## PROBLEM REQUIREMENTS
Transcribe each record below word for word.

## DATA PROVIDED
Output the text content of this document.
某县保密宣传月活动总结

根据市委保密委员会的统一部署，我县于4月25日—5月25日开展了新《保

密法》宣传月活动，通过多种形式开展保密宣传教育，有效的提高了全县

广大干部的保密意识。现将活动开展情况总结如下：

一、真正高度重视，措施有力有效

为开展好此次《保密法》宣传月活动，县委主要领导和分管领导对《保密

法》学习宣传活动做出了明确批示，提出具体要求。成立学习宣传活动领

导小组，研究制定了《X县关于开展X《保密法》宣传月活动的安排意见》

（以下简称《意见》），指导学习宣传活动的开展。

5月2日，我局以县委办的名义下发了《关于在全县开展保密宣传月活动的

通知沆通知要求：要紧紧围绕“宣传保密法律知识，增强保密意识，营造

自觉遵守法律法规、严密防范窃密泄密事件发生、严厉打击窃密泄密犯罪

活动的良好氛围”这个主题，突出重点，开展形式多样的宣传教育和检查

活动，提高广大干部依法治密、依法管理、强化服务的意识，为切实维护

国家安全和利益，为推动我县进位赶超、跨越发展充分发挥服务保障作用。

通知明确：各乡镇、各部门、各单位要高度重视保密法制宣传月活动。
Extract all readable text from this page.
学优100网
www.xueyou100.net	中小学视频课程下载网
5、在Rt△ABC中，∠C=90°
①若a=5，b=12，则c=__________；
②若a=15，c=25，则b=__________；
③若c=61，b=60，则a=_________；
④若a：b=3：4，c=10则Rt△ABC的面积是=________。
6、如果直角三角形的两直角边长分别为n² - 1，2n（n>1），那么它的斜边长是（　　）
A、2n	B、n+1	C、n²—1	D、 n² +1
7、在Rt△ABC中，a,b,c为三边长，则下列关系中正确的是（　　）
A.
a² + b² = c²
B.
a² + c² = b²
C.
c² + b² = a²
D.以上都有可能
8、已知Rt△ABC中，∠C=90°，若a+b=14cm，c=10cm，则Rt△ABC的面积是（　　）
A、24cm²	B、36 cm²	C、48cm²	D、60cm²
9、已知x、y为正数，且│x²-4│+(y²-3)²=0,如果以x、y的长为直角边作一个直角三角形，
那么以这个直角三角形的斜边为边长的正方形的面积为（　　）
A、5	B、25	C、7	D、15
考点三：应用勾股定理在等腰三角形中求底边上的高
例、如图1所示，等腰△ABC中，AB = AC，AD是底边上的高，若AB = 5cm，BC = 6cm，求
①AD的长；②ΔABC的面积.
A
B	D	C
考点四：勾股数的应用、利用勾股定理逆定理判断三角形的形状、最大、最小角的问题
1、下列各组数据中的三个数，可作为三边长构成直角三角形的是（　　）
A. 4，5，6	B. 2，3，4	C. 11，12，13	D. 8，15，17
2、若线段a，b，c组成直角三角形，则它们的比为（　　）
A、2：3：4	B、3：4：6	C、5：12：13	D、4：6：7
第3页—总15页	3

## RESPONSE TO THE EXERCISE
Output the text content of this document.
某县保密宣传月活动总结

根据市委保密委员会的统一部署，我县于4月25日—5月25日开展了新《保

密法》宣传月活动，通过多种形式开展保密宣传教育，有效的提高了全县

广大干部的保密意识。现将活动开展情况总结如下：

一、真正高度重视，措施有力有效

为开展好此次《保密法》宣传月活动，县委主要领导和分管领导对《保密

法》学习宣传活动做出了明确批示，提出具体要求。成立学习宣传活动领

导小组，研究制定了《X县关于开展X《保密法》宣传月活动的安排意见》

（以下简称《意见》），指导学习宣传活动的开展。

5月2日，我局以县委办的名义下发了《关于在全县开展保密宣传月活动的

通知沆通知要求：要紧紧围绕“宣传保密法律知识，增强保密意识，营造

自觉遵守法律法规、严密防范窃密泄密事件发生、严厉打击窃密泄密犯罪

活动的良好氛围”这个主题，突出重点，开展形式多样的宣传教育和检查

活动，提高广大干部依法治密、依法管理、强化服务的意识，为切实维护

国家安全和利益，为推动我县进位赶超、跨越发展充分发挥服务保障作用。

通知明确：各乡镇、各部门、各单位要高度重视保密法制宣传月活动。
Extract all readable text from this page.
学优100网
www.xueyou100.net	中小学视频课程下载网
5、在Rt△ABC中，∠C=90°
①若a=5，b=12，则c=__________；
②若a=15，c=25，则b=__________；
③若c=61，b=60，则a=_________；
④若a：b=3：4，c=10则Rt△ABC的面积是=________。
6、如果直角三角形的两直角边长分别为n² - 1，2n（n>1），那么它的斜边长是（　　）
A、2n	B、n+1	C、n²—1	D、 n² +1
7、在Rt△ABC中，a,b,c为三边长，则下列关系中正确的是（　　）
A.
a² + b² = c²
B.
a² + c² = b²
C.
c² + b² = a²
D.以上都有可能
8、已知Rt△ABC中，∠C=90°，若a+b=14cm，c=10cm，则Rt△ABC的面积是（　　）
A、24cm²	B、36 cm²	C、48cm²	D、60cm²
9、已知x、y为正数，且│x²-4│+(y²-3)²=0,如果以x、y的长为直角边作一个直角三角形，
那么以这个直角三角形的斜边为边长的正方形的面积为（　　）
A、5	B、25	C、7	D、15
考点三：应用勾股定理在等腰三角形中求底边上的高
例、如图1所示，等腰△ABC中，AB = AC，AD是底边上的高，若AB = 5cm，BC = 6cm，求
①AD的长；②ΔABC的面积.
A
B	D	C
考点四：勾股数的应用、利用勾股定理逆定理判断三角形的形状、最大、最小角的问题
1、下列各组数据中的三个数，可作为三边长构成直角三角形的是（　　）
A. 4，5，6	B. 2，3，4	C. 11，12，13	D. 8，15，17
2、若线段a，b，c组成直角三角形，则它们的比为（　　）
A、2：3：4	B、3：4：6	C、5：12：13	D、4：6：7
第3页—总15页	3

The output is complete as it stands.